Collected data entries
--*--

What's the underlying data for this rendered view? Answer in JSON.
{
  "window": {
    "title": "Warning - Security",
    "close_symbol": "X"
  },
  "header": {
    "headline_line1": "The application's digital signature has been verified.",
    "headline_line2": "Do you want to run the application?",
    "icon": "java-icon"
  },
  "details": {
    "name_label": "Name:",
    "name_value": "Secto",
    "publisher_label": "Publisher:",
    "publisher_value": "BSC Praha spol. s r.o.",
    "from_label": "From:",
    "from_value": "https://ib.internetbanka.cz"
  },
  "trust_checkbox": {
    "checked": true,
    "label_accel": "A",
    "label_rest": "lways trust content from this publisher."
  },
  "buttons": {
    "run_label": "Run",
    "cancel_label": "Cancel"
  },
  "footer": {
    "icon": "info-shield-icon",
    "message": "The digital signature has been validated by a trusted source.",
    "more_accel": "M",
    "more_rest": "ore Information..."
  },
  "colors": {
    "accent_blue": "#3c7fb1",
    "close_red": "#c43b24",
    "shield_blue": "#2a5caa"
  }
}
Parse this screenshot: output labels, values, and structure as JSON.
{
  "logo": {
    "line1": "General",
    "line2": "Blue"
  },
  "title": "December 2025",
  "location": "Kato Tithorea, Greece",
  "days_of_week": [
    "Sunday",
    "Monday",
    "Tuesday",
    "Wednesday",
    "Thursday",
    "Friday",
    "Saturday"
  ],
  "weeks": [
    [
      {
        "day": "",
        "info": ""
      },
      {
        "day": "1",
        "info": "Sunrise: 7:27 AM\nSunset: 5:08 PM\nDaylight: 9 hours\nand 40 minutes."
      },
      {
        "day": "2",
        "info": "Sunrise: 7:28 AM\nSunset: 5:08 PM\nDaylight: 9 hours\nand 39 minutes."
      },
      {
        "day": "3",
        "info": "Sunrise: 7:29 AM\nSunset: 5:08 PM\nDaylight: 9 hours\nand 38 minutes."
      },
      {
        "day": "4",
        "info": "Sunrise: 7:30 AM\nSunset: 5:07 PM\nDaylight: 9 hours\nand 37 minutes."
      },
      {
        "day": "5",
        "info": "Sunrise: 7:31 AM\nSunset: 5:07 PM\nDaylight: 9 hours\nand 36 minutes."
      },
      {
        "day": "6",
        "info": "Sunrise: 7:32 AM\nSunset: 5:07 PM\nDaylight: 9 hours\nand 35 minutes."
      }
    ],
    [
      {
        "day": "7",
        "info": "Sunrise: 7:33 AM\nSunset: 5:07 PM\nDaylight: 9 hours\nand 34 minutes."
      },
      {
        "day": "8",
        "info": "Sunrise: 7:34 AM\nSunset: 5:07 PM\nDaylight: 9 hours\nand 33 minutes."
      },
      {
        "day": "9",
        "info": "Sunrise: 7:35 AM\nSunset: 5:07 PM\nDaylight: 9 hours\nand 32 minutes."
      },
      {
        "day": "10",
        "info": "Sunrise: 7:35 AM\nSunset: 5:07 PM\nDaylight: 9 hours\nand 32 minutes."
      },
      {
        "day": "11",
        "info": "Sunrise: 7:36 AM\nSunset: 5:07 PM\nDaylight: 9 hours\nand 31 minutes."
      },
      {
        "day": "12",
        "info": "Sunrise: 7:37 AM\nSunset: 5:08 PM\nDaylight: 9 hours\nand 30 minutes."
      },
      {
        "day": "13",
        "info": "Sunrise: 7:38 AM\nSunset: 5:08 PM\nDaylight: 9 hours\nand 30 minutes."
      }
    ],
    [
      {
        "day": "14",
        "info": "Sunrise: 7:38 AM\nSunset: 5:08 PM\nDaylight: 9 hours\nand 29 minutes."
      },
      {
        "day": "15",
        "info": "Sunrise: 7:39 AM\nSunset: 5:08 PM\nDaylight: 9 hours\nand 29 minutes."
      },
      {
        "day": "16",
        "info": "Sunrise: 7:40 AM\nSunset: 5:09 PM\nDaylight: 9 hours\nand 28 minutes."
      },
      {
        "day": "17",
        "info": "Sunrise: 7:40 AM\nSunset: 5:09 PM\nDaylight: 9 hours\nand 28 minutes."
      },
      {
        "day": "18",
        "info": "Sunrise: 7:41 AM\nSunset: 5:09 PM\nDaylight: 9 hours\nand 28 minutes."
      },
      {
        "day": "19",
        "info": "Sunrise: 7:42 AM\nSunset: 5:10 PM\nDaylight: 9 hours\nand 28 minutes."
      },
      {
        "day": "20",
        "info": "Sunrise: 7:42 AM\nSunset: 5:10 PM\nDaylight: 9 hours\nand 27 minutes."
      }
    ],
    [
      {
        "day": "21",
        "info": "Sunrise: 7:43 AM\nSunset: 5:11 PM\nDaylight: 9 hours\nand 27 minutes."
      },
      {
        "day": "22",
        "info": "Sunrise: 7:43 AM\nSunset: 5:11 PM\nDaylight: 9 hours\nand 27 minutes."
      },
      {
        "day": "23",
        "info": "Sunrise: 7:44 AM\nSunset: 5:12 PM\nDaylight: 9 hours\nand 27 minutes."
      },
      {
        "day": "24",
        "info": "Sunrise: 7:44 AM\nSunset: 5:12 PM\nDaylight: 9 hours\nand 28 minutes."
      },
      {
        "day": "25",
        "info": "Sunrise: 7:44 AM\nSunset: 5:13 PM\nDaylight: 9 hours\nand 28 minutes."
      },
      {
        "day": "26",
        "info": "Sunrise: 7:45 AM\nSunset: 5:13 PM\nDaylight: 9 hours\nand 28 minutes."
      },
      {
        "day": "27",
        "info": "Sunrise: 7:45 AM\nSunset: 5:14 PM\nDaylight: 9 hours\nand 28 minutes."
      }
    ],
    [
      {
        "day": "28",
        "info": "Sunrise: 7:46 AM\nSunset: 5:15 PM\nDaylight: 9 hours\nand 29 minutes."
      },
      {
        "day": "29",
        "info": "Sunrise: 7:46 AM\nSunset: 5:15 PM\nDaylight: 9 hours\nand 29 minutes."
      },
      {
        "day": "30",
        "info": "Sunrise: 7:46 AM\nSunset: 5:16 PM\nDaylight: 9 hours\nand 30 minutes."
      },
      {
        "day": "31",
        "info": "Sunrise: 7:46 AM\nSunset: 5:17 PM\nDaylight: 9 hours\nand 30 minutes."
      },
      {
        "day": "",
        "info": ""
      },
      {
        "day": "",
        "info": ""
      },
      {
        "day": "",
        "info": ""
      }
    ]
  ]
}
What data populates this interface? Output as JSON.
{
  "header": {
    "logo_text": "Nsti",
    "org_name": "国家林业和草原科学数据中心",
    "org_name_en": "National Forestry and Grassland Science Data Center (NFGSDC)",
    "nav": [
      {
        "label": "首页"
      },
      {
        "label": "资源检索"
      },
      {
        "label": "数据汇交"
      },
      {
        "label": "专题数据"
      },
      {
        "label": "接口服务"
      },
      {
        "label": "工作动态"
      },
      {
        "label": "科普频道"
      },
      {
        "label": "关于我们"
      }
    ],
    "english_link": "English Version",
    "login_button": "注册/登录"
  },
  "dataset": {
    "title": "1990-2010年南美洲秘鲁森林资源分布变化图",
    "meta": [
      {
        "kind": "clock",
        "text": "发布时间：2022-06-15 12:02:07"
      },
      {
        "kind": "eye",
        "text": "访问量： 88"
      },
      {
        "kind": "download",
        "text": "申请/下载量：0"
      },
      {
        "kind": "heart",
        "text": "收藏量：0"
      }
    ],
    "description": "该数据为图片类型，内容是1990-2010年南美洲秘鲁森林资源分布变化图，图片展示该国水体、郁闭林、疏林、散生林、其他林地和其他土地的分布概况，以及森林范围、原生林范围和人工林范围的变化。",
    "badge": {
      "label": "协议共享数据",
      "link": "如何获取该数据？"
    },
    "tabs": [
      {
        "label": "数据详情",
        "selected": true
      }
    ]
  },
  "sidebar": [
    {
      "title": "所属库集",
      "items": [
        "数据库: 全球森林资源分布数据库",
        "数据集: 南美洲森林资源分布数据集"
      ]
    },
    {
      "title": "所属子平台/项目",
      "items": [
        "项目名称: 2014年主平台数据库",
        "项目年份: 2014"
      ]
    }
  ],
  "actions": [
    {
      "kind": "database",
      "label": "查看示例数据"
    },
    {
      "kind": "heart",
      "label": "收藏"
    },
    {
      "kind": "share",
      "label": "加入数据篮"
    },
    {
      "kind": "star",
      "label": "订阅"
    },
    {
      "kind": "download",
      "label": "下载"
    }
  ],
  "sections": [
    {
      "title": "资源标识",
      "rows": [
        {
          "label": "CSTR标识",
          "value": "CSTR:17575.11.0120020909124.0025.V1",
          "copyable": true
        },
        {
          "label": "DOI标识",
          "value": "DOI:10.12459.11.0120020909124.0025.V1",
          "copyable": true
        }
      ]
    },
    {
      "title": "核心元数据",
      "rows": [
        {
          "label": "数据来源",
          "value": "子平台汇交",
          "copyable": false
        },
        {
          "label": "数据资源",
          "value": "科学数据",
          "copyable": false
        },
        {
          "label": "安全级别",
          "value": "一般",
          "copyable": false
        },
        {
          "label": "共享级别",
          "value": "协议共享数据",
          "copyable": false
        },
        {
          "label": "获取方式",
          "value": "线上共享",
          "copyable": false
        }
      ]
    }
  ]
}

--*--

[Description of the task] Copy down every line of the entries containing the word "kind".

[Result]
        "kind": "clock",
        "kind": "eye",
        "kind": "download",
        "kind": "heart",
      "kind": "database",
      "kind": "heart",
      "kind": "share",
      "kind": "star",
      "kind": "download",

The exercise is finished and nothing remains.